= TASK REQUIREMENTS =
A line counts if it contains the word "Aplikacje" at least once. State how many such lines the records contain, giving the number alone.

= GIVEN RECORDS =

============================================================

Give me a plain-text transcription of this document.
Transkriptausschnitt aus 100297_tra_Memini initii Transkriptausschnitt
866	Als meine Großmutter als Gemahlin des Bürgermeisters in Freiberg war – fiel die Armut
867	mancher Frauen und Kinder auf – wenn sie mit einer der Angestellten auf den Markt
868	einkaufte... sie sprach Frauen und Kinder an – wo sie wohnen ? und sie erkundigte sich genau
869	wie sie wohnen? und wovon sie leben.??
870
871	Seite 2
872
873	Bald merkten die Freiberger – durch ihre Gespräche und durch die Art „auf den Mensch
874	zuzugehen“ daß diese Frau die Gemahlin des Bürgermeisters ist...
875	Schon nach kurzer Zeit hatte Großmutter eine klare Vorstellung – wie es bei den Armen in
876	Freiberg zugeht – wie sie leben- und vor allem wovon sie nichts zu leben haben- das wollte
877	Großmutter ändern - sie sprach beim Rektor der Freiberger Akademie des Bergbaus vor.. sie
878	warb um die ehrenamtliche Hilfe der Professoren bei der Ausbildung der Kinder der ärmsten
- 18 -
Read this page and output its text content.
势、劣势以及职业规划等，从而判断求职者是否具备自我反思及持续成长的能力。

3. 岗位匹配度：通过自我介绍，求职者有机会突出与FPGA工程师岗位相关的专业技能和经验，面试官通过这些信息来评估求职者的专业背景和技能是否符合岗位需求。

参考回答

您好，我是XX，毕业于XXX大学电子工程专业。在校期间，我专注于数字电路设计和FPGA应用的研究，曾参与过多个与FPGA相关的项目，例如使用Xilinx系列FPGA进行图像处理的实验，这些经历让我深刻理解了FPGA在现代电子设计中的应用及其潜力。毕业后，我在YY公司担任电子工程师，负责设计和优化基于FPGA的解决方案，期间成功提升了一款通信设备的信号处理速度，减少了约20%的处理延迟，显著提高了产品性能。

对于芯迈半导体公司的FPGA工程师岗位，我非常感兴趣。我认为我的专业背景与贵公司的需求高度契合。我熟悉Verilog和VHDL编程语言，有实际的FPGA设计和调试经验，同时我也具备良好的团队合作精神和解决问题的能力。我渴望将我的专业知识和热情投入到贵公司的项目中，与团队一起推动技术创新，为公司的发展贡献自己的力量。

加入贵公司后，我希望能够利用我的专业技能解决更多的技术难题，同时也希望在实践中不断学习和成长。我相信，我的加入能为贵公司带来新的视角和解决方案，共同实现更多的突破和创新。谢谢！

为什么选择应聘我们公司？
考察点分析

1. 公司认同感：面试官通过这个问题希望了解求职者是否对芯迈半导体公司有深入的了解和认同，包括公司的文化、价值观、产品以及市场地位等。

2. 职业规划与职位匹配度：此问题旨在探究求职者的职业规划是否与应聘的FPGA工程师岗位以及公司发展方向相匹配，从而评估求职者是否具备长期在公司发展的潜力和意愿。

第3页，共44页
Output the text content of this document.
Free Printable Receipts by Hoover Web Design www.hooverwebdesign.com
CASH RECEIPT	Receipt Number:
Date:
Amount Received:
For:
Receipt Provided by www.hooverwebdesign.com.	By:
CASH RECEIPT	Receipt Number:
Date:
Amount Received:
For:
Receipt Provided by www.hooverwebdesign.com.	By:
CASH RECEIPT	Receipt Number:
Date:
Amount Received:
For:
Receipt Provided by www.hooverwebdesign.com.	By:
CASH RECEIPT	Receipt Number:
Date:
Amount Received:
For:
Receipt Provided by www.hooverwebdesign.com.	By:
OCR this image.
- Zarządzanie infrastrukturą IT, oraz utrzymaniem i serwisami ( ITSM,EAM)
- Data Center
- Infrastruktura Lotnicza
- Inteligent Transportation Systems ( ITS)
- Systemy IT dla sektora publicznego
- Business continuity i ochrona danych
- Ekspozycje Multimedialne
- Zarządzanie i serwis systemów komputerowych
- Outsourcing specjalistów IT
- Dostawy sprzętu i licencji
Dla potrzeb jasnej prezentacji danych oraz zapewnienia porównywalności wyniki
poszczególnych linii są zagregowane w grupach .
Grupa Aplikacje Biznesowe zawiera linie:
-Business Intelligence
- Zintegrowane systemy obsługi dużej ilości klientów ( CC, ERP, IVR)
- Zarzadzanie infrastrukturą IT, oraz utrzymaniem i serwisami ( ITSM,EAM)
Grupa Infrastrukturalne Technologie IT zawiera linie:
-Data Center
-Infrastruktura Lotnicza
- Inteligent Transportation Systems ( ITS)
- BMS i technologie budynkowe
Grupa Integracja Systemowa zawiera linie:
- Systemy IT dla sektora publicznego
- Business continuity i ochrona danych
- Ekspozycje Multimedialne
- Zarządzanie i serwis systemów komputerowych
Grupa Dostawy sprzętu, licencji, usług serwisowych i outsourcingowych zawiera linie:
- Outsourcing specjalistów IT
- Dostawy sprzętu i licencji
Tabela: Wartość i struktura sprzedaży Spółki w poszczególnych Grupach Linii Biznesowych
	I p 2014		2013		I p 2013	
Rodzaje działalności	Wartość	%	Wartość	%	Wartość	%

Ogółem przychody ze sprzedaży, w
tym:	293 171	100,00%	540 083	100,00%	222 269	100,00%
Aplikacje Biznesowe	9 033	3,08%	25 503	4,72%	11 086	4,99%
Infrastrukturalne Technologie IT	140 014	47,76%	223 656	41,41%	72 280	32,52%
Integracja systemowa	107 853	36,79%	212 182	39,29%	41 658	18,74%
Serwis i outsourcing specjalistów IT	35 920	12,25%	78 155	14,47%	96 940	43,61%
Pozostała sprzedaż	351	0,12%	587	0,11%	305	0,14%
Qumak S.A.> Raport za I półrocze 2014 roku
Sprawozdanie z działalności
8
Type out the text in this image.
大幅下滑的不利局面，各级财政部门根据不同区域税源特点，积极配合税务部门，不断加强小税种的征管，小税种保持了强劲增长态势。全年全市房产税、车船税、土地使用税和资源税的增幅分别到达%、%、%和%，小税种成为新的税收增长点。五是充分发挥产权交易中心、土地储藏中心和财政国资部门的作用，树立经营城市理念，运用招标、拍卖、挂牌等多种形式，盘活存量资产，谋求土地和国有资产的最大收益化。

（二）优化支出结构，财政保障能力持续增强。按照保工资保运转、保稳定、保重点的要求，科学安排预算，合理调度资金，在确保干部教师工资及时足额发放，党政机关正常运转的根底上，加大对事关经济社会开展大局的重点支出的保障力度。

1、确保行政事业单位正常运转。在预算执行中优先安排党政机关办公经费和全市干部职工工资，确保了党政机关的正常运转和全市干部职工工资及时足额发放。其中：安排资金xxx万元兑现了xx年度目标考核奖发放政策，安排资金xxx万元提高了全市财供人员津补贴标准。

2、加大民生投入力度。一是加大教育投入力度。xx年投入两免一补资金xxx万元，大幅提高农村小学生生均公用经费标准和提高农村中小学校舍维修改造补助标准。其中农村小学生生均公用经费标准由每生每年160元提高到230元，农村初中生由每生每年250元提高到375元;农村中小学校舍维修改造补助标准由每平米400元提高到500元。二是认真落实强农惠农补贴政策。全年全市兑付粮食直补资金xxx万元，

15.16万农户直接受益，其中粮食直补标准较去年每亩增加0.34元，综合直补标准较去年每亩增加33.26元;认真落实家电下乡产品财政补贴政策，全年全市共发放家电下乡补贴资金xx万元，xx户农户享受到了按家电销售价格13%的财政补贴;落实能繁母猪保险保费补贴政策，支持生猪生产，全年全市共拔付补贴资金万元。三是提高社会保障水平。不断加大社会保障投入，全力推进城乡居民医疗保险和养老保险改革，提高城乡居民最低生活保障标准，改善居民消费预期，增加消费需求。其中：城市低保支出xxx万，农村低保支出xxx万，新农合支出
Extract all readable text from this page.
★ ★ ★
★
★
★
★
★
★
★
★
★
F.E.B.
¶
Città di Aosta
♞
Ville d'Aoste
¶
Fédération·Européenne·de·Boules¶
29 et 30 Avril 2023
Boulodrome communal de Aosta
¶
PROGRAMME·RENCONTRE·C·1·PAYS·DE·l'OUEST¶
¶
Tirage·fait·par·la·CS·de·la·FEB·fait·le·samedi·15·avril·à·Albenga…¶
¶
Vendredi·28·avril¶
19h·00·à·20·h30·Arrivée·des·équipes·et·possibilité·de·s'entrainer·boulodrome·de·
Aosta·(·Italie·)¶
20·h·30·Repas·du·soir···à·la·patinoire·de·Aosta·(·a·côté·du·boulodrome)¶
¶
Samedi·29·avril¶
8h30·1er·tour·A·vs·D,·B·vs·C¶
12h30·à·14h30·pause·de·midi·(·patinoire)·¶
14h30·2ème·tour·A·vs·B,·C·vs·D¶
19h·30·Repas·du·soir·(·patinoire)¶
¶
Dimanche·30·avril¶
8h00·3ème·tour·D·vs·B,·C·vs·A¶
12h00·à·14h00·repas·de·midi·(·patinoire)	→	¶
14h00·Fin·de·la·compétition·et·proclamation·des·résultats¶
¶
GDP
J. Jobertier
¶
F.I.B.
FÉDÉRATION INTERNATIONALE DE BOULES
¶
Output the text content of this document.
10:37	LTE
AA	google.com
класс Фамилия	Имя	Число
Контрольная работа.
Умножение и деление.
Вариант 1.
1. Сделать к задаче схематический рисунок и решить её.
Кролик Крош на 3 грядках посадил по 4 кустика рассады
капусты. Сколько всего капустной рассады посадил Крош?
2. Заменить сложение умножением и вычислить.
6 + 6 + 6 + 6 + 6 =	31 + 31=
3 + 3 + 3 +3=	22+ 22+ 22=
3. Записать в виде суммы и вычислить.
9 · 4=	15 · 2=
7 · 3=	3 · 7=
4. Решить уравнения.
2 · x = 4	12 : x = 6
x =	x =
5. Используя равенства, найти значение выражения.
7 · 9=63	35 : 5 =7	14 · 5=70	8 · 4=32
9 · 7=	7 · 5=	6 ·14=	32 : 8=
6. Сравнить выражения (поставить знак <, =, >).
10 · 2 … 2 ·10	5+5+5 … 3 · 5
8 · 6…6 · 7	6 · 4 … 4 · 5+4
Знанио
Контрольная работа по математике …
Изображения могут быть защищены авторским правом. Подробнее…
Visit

============================================================

= COMPLETED EXERCISE =
2